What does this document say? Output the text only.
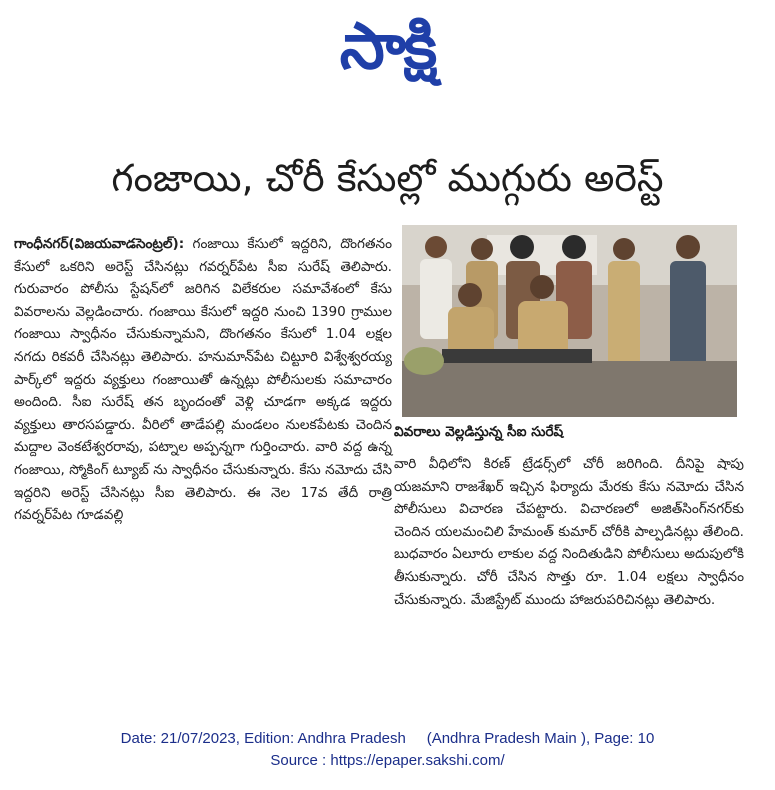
సాక్షి
గంజాయి, చోరీ కేసుల్లో ముగ్గురు అరెస్ట్

గాంధీనగర్(విజయవాడసెంట్రల్): గంజాయి కేసులో ఇద్దరిని, దొంగతనం కేసులో ఒకరిని అరెస్ట్ చేసినట్లు గవర్నర్‌పేట సీఐ సురేష్ తెలిపారు. గురువారం పోలీసు స్టేషన్‌లో జరిగిన విలేకరుల సమావేశంలో కేసు వివరాలను వెల్లడించారు. గంజాయి కేసులో ఇద్దరి నుంచి 1390 గ్రాముల గంజాయి స్వాధీనం చేసుకున్నామని, దొంగతనం కేసులో 1.04 లక్షల నగదు రికవరీ చేసినట్లు తెలిపారు. హనుమాన్‌పేట చిట్టూరి విశ్వేశ్వరయ్య పార్క్‌లో ఇద్దరు వ్యక్తులు గంజాయితో ఉన్నట్లు పోలీసులకు సమాచారం అందింది. సీఐ సురేష్ తన బృందంతో వెళ్లి చూడగా అక్కడ ఇద్దరు వ్యక్తులు తారసపడ్డారు. వీరిలో తాడేపల్లి మండలం నులకపేటకు చెందిన మద్దాల వెంకటేశ్వరరావు, పట్నాల అప్పన్నగా గుర్తించారు. వారి వద్ద ఉన్న గంజాయి, స్మోకింగ్ ట్యూబ్ ను స్వాధీనం చేసుకున్నారు. కేసు నమోదు చేసి ఇద్దరిని అరెస్ట్ చేసినట్లు సీఐ తెలిపారు. ఈ నెల 17వ తేదీ రాత్రి గవర్నర్‌పేట గూడవల్లి

వివరాలు వెల్లడిస్తున్న సీఐ సురేష్

వారి వీధిలోని కిరణ్ ట్రేడర్స్‌లో చోరీ జరిగింది. దీనిపై షాపు యజమాని రాజశేఖర్ ఇచ్చిన ఫిర్యాదు మేరకు కేసు నమోదు చేసిన పోలీసులు విచారణ చేపట్టారు. విచారణలో అజిత్‌సింగ్‌నగర్‌కు చెందిన యలమంచిలి హేమంత్ కుమార్ చోరీకి పాల్పడినట్లు తేలింది. బుధవారం ఏలూరు లాకుల వద్ద నిందితుడిని పోలీసులు అదుపులోకి తీసుకున్నారు. చోరీ చేసిన సొత్తు రూ. 1.04 లక్షలు స్వాధీనం చేసుకున్నారు. మేజిస్ట్రేట్ ముందు హాజరుపరిచినట్లు తెలిపారు.

Date: 21/07/2023, Edition: Andhra Pradesh     (Andhra Pradesh Main ), Page: 10
Source : https://epaper.sakshi.com/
****************
Job:
Print out the whole of the material word for word, without pictures.

Solution to the problem:
What does this document say? Output the text only.
సాక్షి
గంజాయి, చోరీ కేసుల్లో ముగ్గురు అరెస్ట్

గాంధీనగర్(విజయవాడసెంట్రల్): గంజాయి కేసులో ఇద్దరిని, దొంగతనం కేసులో ఒకరిని అరెస్ట్ చేసినట్లు గవర్నర్‌పేట సీఐ సురేష్ తెలిపారు. గురువారం పోలీసు స్టేషన్‌లో జరిగిన విలేకరుల సమావేశంలో కేసు వివరాలను వెల్లడించారు. గంజాయి కేసులో ఇద్దరి నుంచి 1390 గ్రాముల గంజాయి స్వాధీనం చేసుకున్నామని, దొంగతనం కేసులో 1.04 లక్షల నగదు రికవరీ చేసినట్లు తెలిపారు. హనుమాన్‌పేట చిట్టూరి విశ్వేశ్వరయ్య పార్క్‌లో ఇద్దరు వ్యక్తులు గంజాయితో ఉన్నట్లు పోలీసులకు సమాచారం అందింది. సీఐ సురేష్ తన బృందంతో వెళ్లి చూడగా అక్కడ ఇద్దరు వ్యక్తులు తారసపడ్డారు. వీరిలో తాడేపల్లి మండలం నులకపేటకు చెందిన మద్దాల వెంకటేశ్వరరావు, పట్నాల అప్పన్నగా గుర్తించారు. వారి వద్ద ఉన్న గంజాయి, స్మోకింగ్ ట్యూబ్ ను స్వాధీనం చేసుకున్నారు. కేసు నమోదు చేసి ఇద్దరిని అరెస్ట్ చేసినట్లు సీఐ తెలిపారు. ఈ నెల 17వ తేదీ రాత్రి గవర్నర్‌పేట గూడవల్లి

వివరాలు వెల్లడిస్తున్న సీఐ సురేష్

వారి వీధిలోని కిరణ్ ట్రేడర్స్‌లో చోరీ జరిగింది. దీనిపై షాపు యజమాని రాజశేఖర్ ఇచ్చిన ఫిర్యాదు మేరకు కేసు నమోదు చేసిన పోలీసులు విచారణ చేపట్టారు. విచారణలో అజిత్‌సింగ్‌నగర్‌కు చెందిన యలమంచిలి హేమంత్ కుమార్ చోరీకి పాల్పడినట్లు తేలింది. బుధవారం ఏలూరు లాకుల వద్ద నిందితుడిని పోలీసులు అదుపులోకి తీసుకున్నారు. చోరీ చేసిన సొత్తు రూ. 1.04 లక్షలు స్వాధీనం చేసుకున్నారు. మేజిస్ట్రేట్ ముందు హాజరుపరిచినట్లు తెలిపారు.

Date: 21/07/2023, Edition: Andhra Pradesh     (Andhra Pradesh Main ), Page: 10
Source : https://epaper.sakshi.com/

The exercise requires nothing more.